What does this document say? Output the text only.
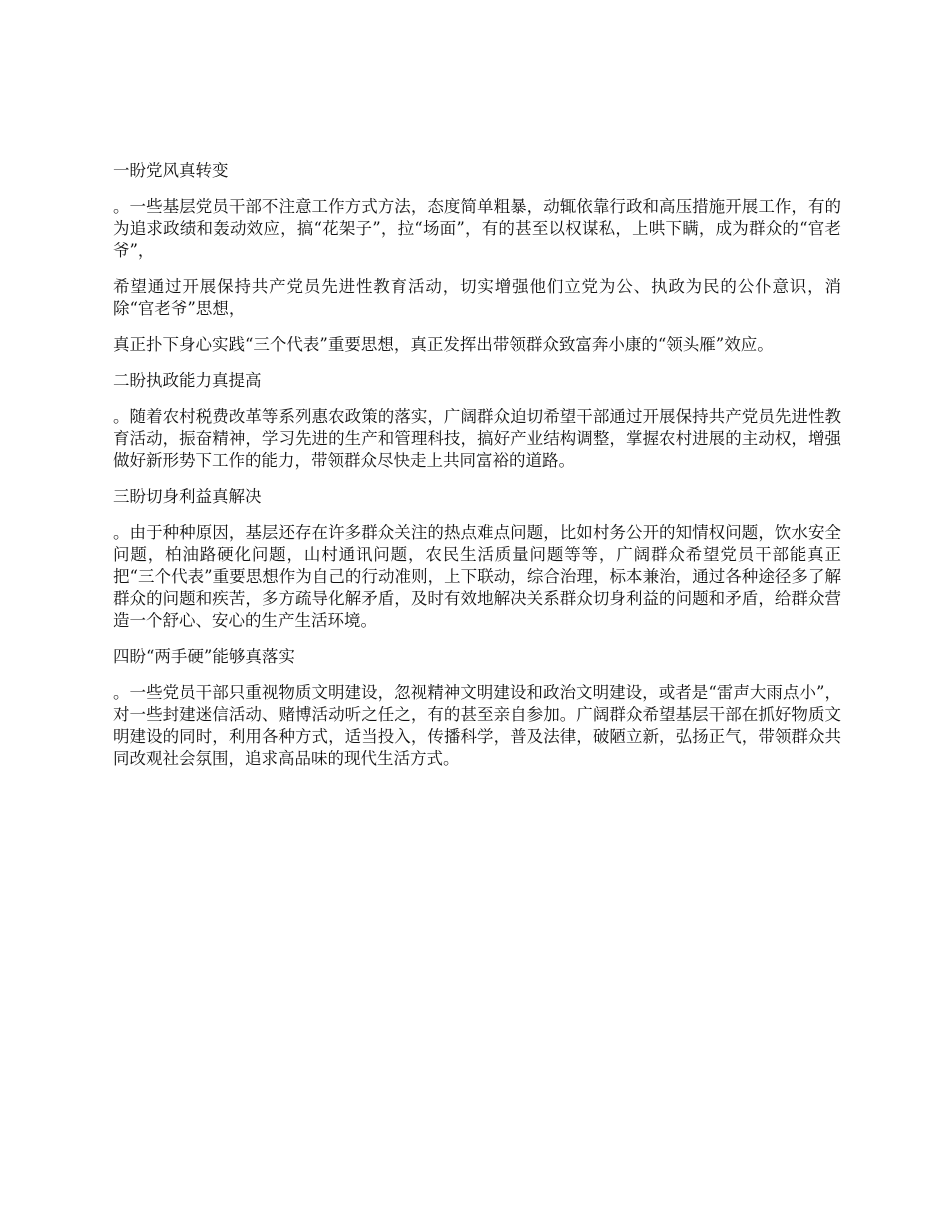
一盼党风真转变

。一些基层党员干部不注意工作方式方法，态度简单粗暴，动辄依靠行政和高压措施开展工作，有的为追求政绩和轰动效应，搞“花架子”，拉“场面”，有的甚至以权谋私，上哄下瞒，成为群众的“官老爷”，

希望通过开展保持共产党员先进性教育活动，切实增强他们立党为公、执政为民的公仆意识，消除“官老爷”思想，

真正扑下身心实践“三个代表”重要思想，真正发挥出带领群众致富奔小康的“领头雁”效应。

二盼执政能力真提高

。随着农村税费改革等系列惠农政策的落实，广阔群众迫切希望干部通过开展保持共产党员先进性教育活动，振奋精神，学习先进的生产和管理科技，搞好产业结构调整，掌握农村进展的主动权，增强做好新形势下工作的能力，带领群众尽快走上共同富裕的道路。

三盼切身利益真解决

。由于种种原因，基层还存在许多群众关注的热点难点问题，比如村务公开的知情权问题，饮水安全问题，柏油路硬化问题，山村通讯问题，农民生活质量问题等等，广阔群众希望党员干部能真正把“三个代表”重要思想作为自己的行动准则，上下联动，综合治理，标本兼治，通过各种途径多了解群众的问题和疾苦，多方疏导化解矛盾，及时有效地解决关系群众切身利益的问题和矛盾，给群众营造一个舒心、安心的生产生活环境。

四盼“两手硬”能够真落实

。一些党员干部只重视物质文明建设，忽视精神文明建设和政治文明建设，或者是“雷声大雨点小”，对一些封建迷信活动、赌博活动听之任之，有的甚至亲自参加。广阔群众希望基层干部在抓好物质文明建设的同时，利用各种方式，适当投入，传播科学，普及法律，破陋立新，弘扬正气，带领群众共同改观社会氛围，追求高品味的现代生活方式。
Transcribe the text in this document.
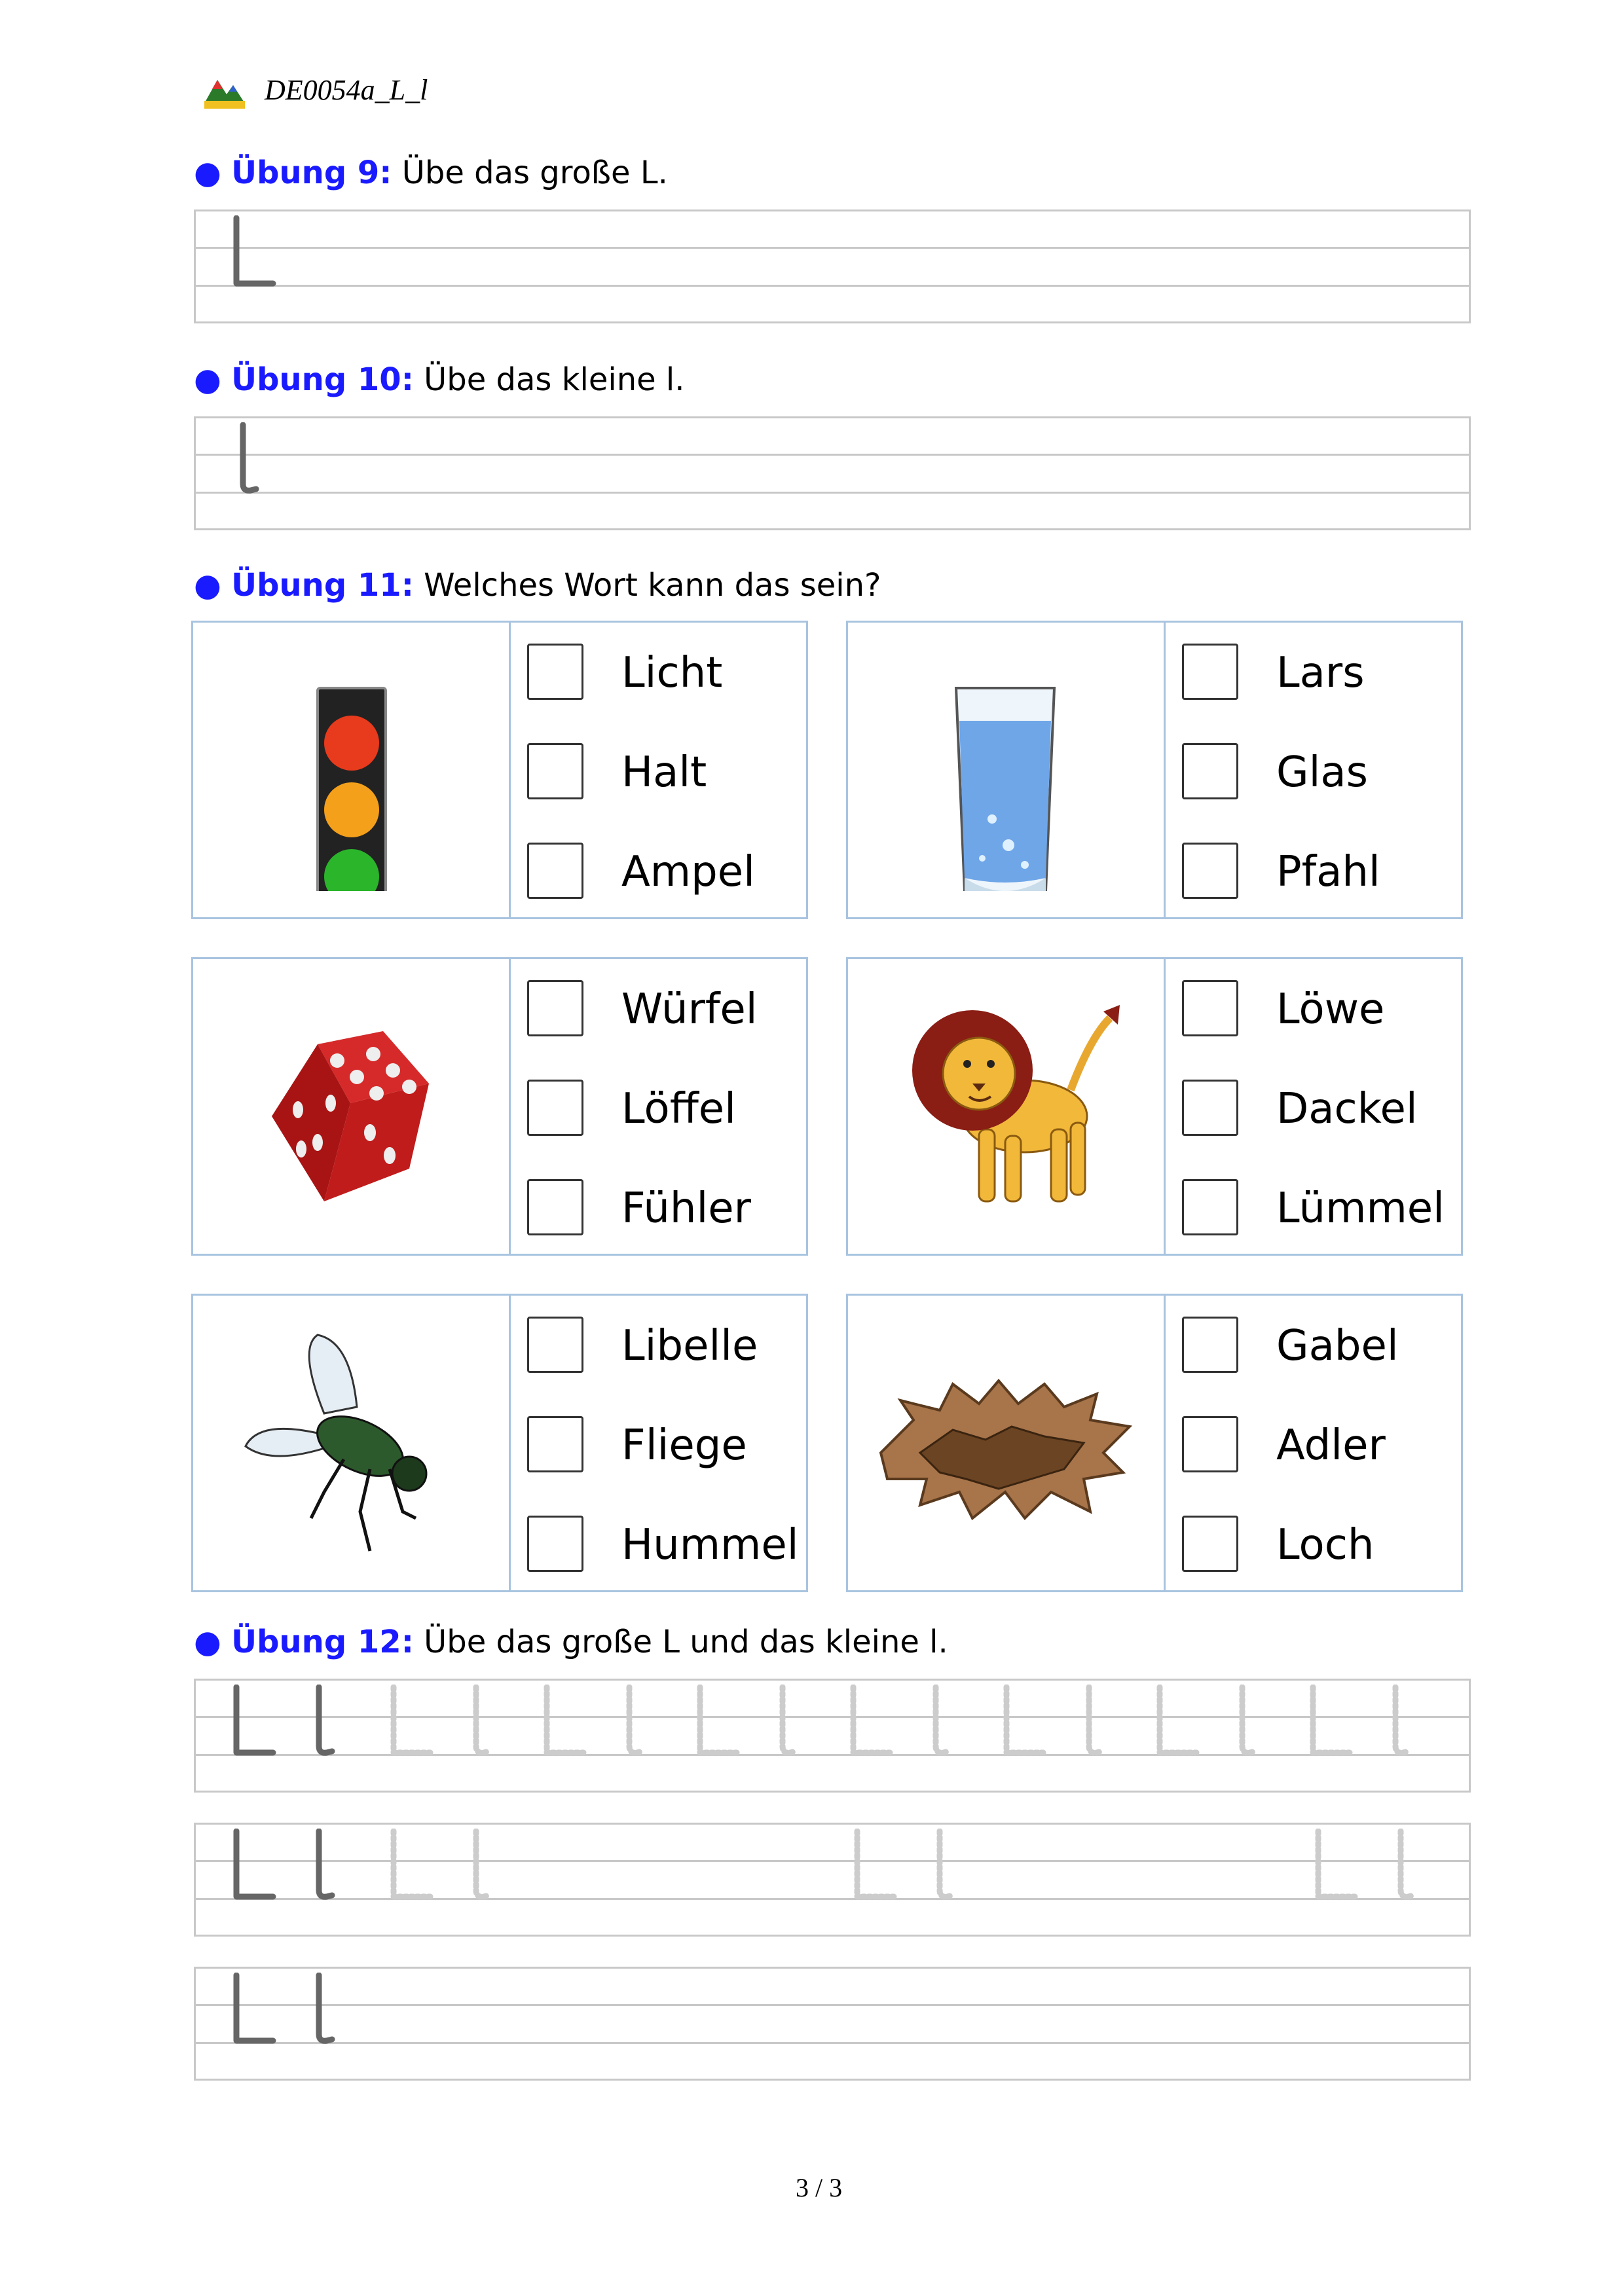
DE0054a_L_l
● Übung 9: Übe das große L.
● Übung 10: Übe das kleine l.
● Übung 11: Welches Wort kann das sein?
Licht
Halt
Ampel
Lars
Glas
Pfahl
Würfel
Löffel
Fühler
Löwe
Dackel
Lümmel
Libelle
Fliege
Hummel
Gabel
Adler
Loch
● Übung 12: Übe das große L und das kleine l.
3 / 3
▬▬▬▬▬▬▬▬▬▬
§ Task directions: Go through the records and show every line with the string "kleine" in it.

§ Answer for the task:
● Übung 10: Übe das kleine l.
● Übung 12: Übe das große L und das kleine l.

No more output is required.